## Listing

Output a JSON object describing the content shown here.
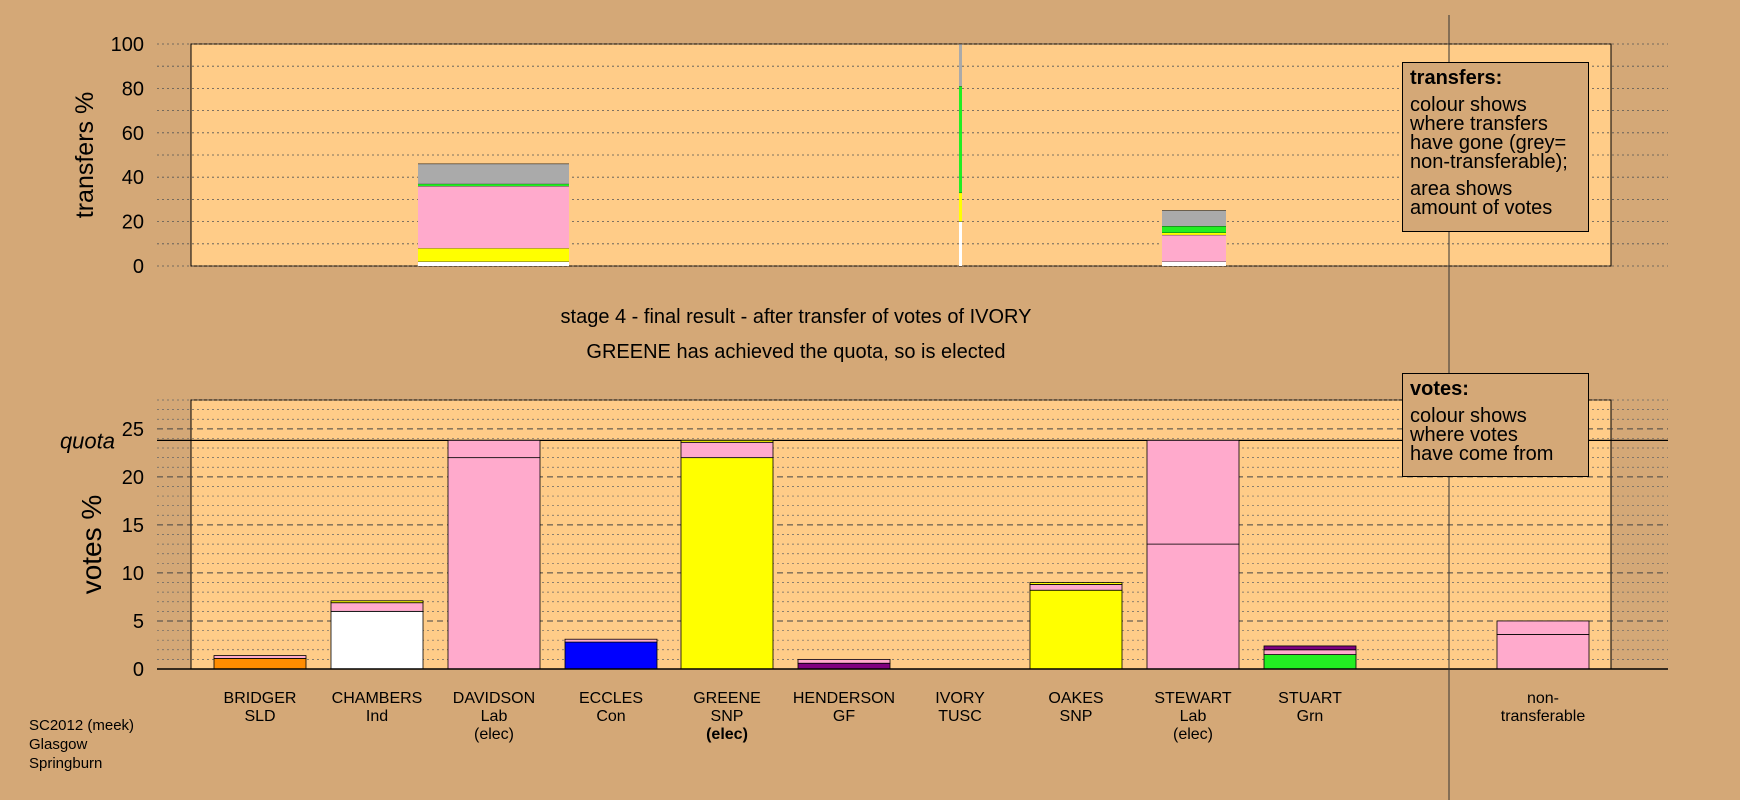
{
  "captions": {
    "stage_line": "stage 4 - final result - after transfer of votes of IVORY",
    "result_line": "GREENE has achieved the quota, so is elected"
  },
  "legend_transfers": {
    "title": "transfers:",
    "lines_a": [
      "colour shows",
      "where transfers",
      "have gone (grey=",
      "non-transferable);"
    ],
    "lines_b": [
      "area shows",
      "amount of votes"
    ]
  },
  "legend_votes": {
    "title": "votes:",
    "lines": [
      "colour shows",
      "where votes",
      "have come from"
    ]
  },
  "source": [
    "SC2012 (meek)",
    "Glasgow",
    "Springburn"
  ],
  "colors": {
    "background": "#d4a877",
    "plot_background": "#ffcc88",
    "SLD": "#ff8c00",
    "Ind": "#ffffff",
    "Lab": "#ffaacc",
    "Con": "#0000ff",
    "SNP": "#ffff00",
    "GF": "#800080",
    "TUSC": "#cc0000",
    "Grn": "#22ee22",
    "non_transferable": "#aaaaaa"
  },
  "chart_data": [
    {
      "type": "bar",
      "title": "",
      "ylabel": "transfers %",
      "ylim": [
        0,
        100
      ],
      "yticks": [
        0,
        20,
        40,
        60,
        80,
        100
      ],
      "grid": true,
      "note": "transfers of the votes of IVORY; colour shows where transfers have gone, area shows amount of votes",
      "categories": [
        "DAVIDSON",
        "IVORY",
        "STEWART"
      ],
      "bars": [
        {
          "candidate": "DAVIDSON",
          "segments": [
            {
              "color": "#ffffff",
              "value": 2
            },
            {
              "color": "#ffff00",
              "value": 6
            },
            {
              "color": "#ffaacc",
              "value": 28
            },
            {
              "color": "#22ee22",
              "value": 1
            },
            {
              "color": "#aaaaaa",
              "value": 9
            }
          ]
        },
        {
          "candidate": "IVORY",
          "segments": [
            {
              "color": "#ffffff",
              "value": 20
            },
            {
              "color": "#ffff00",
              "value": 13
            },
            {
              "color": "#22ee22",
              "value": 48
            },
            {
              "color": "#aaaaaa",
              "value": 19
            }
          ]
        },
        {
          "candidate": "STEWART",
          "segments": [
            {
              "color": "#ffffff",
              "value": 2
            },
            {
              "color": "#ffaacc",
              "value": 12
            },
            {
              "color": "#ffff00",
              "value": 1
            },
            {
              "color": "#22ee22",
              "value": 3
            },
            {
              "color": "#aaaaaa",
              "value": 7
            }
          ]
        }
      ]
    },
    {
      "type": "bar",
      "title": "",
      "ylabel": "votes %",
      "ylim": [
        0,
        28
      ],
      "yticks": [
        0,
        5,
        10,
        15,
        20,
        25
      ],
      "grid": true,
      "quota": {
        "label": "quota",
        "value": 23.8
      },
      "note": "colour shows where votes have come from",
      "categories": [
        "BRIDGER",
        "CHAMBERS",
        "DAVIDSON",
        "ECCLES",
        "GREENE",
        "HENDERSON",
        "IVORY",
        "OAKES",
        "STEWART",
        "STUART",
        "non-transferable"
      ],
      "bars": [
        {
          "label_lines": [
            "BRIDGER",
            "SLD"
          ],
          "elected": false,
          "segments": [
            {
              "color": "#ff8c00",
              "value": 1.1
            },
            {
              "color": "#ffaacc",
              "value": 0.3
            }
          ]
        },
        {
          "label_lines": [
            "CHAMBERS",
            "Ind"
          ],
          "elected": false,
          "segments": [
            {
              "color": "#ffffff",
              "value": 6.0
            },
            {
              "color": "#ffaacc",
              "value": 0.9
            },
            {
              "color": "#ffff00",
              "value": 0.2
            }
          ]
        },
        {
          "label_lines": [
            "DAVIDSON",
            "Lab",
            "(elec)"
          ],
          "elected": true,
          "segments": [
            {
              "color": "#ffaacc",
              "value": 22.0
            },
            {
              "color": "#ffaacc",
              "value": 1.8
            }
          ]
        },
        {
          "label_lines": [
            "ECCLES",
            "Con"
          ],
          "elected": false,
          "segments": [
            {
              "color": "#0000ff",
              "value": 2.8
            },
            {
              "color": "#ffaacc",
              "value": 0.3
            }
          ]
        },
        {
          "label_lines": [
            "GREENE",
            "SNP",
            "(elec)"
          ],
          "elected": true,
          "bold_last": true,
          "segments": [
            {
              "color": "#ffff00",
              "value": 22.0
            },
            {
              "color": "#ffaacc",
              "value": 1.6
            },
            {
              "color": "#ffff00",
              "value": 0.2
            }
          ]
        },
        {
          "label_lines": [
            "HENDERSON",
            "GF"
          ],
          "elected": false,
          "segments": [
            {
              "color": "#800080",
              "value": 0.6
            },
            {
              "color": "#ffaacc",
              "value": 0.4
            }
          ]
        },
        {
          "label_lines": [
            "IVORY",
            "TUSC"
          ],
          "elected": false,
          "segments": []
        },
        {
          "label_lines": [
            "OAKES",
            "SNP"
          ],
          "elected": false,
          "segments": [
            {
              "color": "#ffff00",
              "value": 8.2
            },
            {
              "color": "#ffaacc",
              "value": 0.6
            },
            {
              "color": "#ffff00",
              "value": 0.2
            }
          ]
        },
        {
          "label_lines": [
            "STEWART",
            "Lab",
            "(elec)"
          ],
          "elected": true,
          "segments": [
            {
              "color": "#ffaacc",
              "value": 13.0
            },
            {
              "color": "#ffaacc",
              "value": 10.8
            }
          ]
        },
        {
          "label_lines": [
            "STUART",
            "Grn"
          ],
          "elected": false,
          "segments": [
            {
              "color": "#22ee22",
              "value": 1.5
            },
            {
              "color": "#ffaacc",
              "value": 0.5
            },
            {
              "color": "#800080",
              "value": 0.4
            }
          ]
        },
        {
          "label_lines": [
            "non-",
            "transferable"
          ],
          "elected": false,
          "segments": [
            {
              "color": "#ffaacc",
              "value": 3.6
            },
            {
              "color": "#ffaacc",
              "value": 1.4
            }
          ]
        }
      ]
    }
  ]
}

==

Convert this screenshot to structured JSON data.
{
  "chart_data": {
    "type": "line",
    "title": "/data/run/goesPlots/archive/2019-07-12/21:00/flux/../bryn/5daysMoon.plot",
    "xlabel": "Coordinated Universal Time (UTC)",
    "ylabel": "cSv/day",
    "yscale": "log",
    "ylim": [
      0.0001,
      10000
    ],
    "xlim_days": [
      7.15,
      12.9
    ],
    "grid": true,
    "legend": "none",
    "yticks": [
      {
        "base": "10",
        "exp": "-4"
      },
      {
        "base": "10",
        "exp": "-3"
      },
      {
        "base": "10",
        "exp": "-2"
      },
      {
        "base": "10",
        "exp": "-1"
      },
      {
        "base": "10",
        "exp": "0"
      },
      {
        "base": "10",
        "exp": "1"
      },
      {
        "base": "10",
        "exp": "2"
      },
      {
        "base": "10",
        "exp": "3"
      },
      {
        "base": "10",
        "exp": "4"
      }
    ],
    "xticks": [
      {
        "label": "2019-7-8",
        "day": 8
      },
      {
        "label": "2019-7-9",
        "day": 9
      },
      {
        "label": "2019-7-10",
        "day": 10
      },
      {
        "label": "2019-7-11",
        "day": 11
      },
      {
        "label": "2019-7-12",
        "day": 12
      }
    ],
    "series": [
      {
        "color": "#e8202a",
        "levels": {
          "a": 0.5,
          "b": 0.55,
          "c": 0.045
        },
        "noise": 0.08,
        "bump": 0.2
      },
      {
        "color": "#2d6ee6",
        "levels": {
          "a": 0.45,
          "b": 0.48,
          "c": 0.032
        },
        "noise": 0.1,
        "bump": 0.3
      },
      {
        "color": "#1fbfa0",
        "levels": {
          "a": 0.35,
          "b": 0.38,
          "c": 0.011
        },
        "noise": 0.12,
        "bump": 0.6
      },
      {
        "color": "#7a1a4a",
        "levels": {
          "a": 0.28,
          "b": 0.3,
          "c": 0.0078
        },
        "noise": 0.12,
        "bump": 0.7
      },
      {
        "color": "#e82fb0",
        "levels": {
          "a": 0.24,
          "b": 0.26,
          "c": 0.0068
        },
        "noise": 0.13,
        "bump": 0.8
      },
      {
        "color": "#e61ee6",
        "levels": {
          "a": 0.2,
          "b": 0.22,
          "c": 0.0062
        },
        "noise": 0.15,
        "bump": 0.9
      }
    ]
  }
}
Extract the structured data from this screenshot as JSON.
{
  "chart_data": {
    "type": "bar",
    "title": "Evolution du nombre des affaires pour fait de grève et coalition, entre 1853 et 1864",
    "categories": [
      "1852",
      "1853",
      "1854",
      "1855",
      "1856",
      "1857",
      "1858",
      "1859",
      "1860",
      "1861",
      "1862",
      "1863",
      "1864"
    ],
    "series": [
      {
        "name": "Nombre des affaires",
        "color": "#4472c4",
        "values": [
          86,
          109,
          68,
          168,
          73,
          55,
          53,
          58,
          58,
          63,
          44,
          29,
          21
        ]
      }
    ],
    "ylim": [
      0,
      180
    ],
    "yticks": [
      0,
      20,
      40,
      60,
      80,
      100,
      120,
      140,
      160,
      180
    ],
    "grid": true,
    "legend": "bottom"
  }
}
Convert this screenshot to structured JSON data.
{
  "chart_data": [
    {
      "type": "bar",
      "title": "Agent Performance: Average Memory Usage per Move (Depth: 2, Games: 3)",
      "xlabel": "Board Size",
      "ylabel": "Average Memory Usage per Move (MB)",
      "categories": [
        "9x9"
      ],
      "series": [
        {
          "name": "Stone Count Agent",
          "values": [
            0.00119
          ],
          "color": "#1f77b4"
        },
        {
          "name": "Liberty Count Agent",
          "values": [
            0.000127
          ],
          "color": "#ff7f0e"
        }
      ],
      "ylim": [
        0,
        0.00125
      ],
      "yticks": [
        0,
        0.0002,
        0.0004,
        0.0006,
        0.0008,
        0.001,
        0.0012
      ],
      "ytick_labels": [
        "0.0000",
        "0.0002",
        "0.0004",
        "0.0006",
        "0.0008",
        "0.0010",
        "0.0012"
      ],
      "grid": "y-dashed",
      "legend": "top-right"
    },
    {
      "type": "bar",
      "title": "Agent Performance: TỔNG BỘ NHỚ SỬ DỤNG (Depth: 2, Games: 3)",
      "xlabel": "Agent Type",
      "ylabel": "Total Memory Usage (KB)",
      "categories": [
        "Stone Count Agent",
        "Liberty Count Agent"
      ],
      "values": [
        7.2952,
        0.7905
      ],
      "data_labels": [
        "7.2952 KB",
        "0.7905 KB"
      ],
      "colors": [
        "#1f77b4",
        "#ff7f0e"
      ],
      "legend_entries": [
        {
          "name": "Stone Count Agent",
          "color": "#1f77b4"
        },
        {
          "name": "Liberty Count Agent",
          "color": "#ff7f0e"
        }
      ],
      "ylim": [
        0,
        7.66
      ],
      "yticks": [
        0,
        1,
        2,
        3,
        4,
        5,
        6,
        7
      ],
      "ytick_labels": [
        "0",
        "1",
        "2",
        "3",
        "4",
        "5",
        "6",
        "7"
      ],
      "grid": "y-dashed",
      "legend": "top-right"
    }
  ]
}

* * *

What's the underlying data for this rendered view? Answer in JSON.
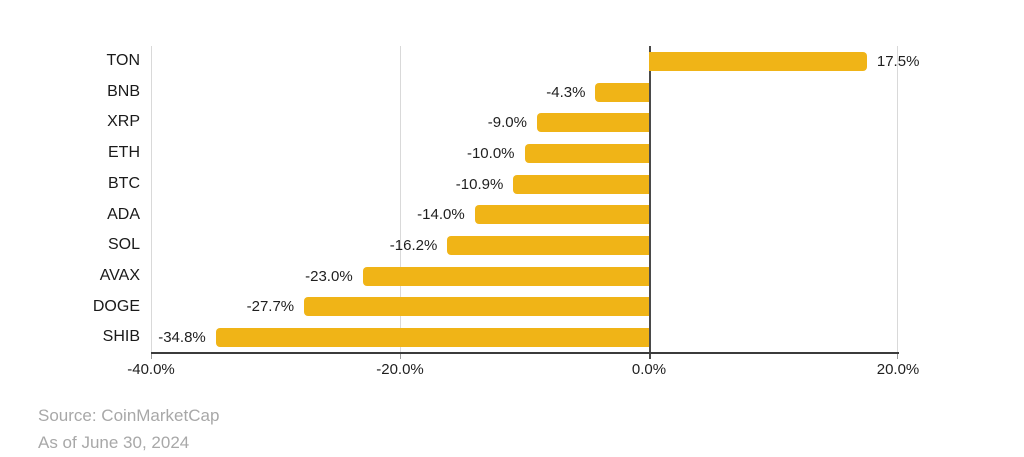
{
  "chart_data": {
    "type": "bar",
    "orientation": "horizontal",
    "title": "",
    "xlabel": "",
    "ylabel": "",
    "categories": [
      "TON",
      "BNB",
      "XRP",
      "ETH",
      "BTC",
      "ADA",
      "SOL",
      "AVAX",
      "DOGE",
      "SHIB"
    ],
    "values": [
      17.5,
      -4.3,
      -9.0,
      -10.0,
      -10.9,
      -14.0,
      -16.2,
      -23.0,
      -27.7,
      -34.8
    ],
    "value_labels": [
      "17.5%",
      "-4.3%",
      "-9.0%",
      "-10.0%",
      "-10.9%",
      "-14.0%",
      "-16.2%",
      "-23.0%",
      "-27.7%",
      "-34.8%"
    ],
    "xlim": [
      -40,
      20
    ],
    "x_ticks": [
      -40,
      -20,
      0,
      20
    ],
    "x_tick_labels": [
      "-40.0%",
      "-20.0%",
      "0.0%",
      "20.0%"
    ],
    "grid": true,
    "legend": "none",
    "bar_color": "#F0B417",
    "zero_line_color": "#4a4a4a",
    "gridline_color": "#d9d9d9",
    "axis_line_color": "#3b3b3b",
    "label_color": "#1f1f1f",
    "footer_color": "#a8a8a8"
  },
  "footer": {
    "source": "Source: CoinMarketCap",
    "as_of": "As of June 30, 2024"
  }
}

## Exercise brief
List each line of the entries that holds the string "DAVIDSON".

## Response
        "DAVIDSON",
          "candidate": "DAVIDSON",
        "DAVIDSON",
            "DAVIDSON",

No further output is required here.